═══ Information supplied ═══
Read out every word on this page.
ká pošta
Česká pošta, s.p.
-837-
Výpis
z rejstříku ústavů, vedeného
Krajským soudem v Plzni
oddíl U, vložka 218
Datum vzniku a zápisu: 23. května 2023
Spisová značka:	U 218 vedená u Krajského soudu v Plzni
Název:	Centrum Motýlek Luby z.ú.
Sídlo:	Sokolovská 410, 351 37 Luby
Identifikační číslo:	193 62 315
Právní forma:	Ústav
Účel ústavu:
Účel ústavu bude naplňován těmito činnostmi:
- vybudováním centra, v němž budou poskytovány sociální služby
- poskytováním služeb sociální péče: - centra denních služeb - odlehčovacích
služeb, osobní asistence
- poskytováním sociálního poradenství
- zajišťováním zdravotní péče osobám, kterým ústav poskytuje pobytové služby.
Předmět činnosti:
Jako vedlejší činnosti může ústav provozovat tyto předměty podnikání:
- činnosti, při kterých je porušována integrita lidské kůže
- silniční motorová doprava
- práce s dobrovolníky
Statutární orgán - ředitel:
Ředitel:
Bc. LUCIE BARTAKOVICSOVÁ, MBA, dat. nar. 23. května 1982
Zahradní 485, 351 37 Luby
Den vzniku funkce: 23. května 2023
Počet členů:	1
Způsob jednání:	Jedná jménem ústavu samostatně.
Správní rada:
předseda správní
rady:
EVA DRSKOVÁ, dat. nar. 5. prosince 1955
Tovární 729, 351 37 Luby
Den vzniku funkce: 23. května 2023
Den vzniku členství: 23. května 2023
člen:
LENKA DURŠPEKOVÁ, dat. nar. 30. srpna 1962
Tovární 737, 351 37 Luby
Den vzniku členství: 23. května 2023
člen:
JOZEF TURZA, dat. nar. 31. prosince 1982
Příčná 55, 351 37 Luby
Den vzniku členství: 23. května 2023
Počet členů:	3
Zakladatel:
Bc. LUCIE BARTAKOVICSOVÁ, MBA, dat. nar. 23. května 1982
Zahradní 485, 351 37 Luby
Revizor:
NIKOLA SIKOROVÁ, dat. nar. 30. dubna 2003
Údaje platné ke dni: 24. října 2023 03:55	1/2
═══
What needs to be done
Please repeat the listing exactly, with nothing left out.

Written answer
Read out every word on this page.
ká pošta
Česká pošta, s.p.
-837-
Výpis
z rejstříku ústavů, vedeného
Krajským soudem v Plzni
oddíl U, vložka 218
Datum vzniku a zápisu: 23. května 2023
Spisová značka:	U 218 vedená u Krajského soudu v Plzni
Název:	Centrum Motýlek Luby z.ú.
Sídlo:	Sokolovská 410, 351 37 Luby
Identifikační číslo:	193 62 315
Právní forma:	Ústav
Účel ústavu:
Účel ústavu bude naplňován těmito činnostmi:
- vybudováním centra, v němž budou poskytovány sociální služby
- poskytováním služeb sociální péče: - centra denních služeb - odlehčovacích
služeb, osobní asistence
- poskytováním sociálního poradenství
- zajišťováním zdravotní péče osobám, kterým ústav poskytuje pobytové služby.
Předmět činnosti:
Jako vedlejší činnosti může ústav provozovat tyto předměty podnikání:
- činnosti, při kterých je porušována integrita lidské kůže
- silniční motorová doprava
- práce s dobrovolníky
Statutární orgán - ředitel:
Ředitel:
Bc. LUCIE BARTAKOVICSOVÁ, MBA, dat. nar. 23. května 1982
Zahradní 485, 351 37 Luby
Den vzniku funkce: 23. května 2023
Počet členů:	1
Způsob jednání:	Jedná jménem ústavu samostatně.
Správní rada:
předseda správní
rady:
EVA DRSKOVÁ, dat. nar. 5. prosince 1955
Tovární 729, 351 37 Luby
Den vzniku funkce: 23. května 2023
Den vzniku členství: 23. května 2023
člen:
LENKA DURŠPEKOVÁ, dat. nar. 30. srpna 1962
Tovární 737, 351 37 Luby
Den vzniku členství: 23. května 2023
člen:
JOZEF TURZA, dat. nar. 31. prosince 1982
Příčná 55, 351 37 Luby
Den vzniku členství: 23. května 2023
Počet členů:	3
Zakladatel:
Bc. LUCIE BARTAKOVICSOVÁ, MBA, dat. nar. 23. května 1982
Zahradní 485, 351 37 Luby
Revizor:
NIKOLA SIKOROVÁ, dat. nar. 30. dubna 2003
Údaje platné ke dni: 24. října 2023 03:55	1/2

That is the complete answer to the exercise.